• [EXERCISE DETAILS] In the listing below, locate the lines bearing the word "title". Copy every one of them.

[Figure collection entries]

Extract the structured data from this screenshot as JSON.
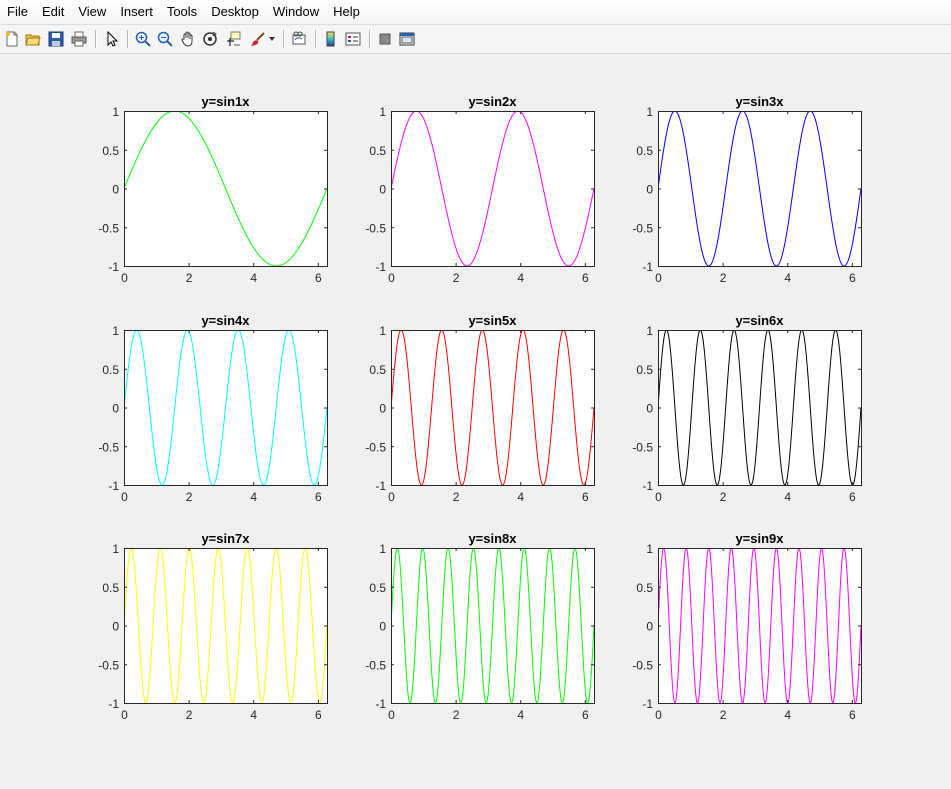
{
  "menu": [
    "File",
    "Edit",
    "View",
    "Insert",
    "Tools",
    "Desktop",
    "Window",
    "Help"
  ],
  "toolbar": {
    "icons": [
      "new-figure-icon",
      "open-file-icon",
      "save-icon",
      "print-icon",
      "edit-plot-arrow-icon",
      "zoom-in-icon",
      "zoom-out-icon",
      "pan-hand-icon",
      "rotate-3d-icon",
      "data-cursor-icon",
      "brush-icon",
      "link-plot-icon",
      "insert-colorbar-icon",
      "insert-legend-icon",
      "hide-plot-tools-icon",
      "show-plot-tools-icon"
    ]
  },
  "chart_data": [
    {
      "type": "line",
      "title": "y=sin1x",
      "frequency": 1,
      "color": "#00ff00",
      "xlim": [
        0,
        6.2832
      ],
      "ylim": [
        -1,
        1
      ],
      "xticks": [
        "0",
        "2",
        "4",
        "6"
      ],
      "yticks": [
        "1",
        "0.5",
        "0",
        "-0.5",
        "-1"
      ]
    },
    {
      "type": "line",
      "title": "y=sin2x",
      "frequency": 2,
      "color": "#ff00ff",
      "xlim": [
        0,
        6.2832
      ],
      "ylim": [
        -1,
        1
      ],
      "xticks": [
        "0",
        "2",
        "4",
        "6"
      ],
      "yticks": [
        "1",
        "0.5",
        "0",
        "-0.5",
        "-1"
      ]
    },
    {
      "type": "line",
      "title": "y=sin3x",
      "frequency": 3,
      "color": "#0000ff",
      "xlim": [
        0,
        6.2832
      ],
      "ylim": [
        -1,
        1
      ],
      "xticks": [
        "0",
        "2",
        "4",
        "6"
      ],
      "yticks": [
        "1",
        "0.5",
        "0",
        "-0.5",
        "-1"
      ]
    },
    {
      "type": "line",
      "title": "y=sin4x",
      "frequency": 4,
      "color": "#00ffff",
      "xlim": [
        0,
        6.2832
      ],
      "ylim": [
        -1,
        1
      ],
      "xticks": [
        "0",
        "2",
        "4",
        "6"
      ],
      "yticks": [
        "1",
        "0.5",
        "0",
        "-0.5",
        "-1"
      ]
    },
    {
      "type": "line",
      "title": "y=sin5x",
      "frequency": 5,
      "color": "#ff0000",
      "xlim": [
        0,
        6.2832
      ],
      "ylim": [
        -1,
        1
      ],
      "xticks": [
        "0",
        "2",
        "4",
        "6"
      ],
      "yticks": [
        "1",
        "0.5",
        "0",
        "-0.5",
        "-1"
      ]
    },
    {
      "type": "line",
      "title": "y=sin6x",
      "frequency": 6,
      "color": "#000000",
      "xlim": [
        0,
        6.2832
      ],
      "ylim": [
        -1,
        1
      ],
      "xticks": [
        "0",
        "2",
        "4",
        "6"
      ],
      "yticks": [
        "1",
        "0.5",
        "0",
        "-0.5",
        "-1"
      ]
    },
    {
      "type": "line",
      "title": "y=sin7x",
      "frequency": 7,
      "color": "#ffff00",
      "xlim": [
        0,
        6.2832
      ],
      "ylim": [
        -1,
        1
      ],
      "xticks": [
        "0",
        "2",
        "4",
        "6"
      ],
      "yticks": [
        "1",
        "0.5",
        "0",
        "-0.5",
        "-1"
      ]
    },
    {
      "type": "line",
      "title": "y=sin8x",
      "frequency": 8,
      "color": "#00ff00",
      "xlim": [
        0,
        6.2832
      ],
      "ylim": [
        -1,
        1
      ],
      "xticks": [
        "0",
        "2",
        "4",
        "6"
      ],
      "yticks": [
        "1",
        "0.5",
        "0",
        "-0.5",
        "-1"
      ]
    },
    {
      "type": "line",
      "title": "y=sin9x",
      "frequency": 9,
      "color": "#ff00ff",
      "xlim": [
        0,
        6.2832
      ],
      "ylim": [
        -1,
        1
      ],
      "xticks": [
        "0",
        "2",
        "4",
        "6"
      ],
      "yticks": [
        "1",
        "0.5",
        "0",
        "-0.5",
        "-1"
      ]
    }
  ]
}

• [THE RESPONSE]
      "title": "y=sin1x",
      "title": "y=sin2x",
      "title": "y=sin3x",
      "title": "y=sin4x",
      "title": "y=sin5x",
      "title": "y=sin6x",
      "title": "y=sin7x",
      "title": "y=sin8x",
      "title": "y=sin9x",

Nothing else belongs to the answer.